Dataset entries

....

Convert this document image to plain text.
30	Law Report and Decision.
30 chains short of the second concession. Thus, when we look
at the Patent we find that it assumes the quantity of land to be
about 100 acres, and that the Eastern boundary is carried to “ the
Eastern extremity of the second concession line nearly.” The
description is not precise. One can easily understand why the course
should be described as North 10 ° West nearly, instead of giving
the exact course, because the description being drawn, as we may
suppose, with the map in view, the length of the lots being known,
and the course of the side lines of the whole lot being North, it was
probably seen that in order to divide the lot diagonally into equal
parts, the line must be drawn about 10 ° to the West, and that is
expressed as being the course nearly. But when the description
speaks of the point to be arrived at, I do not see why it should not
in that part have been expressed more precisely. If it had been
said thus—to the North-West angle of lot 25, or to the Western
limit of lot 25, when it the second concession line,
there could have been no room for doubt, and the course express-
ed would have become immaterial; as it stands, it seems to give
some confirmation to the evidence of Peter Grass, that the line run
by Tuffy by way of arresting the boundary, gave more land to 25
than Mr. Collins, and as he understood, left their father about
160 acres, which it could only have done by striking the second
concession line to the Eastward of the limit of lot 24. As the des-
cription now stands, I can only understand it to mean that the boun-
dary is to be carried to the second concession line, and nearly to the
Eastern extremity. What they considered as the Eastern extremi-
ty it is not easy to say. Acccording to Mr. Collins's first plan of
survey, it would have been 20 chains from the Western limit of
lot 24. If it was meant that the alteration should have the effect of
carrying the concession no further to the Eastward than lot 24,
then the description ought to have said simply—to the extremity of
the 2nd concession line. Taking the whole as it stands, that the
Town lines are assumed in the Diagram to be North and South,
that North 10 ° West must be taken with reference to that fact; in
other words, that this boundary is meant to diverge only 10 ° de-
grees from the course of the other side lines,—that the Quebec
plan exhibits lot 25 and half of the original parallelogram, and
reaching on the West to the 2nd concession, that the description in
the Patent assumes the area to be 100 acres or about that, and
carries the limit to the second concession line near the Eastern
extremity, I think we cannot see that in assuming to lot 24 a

....

Repeat each record in full; every line must match exactly.

RESULT BELOW>
Convert this document image to plain text.
30	Law Report and Decision.
30 chains short of the second concession. Thus, when we look
at the Patent we find that it assumes the quantity of land to be
about 100 acres, and that the Eastern boundary is carried to “ the
Eastern extremity of the second concession line nearly.” The
description is not precise. One can easily understand why the course
should be described as North 10 ° West nearly, instead of giving
the exact course, because the description being drawn, as we may
suppose, with the map in view, the length of the lots being known,
and the course of the side lines of the whole lot being North, it was
probably seen that in order to divide the lot diagonally into equal
parts, the line must be drawn about 10 ° to the West, and that is
expressed as being the course nearly. But when the description
speaks of the point to be arrived at, I do not see why it should not
in that part have been expressed more precisely. If it had been
said thus—to the North-West angle of lot 25, or to the Western
limit of lot 25, when it the second concession line,
there could have been no room for doubt, and the course express-
ed would have become immaterial; as it stands, it seems to give
some confirmation to the evidence of Peter Grass, that the line run
by Tuffy by way of arresting the boundary, gave more land to 25
than Mr. Collins, and as he understood, left their father about
160 acres, which it could only have done by striking the second
concession line to the Eastward of the limit of lot 24. As the des-
cription now stands, I can only understand it to mean that the boun-
dary is to be carried to the second concession line, and nearly to the
Eastern extremity. What they considered as the Eastern extremi-
ty it is not easy to say. Acccording to Mr. Collins's first plan of
survey, it would have been 20 chains from the Western limit of
lot 24. If it was meant that the alteration should have the effect of
carrying the concession no further to the Eastward than lot 24,
then the description ought to have said simply—to the extremity of
the 2nd concession line. Taking the whole as it stands, that the
Town lines are assumed in the Diagram to be North and South,
that North 10 ° West must be taken with reference to that fact; in
other words, that this boundary is meant to diverge only 10 ° de-
grees from the course of the other side lines,—that the Quebec
plan exhibits lot 25 and half of the original parallelogram, and
reaching on the West to the 2nd concession, that the description in
the Patent assumes the area to be 100 acres or about that, and
carries the limit to the second concession line near the Eastern
extremity, I think we cannot see that in assuming to lot 24 a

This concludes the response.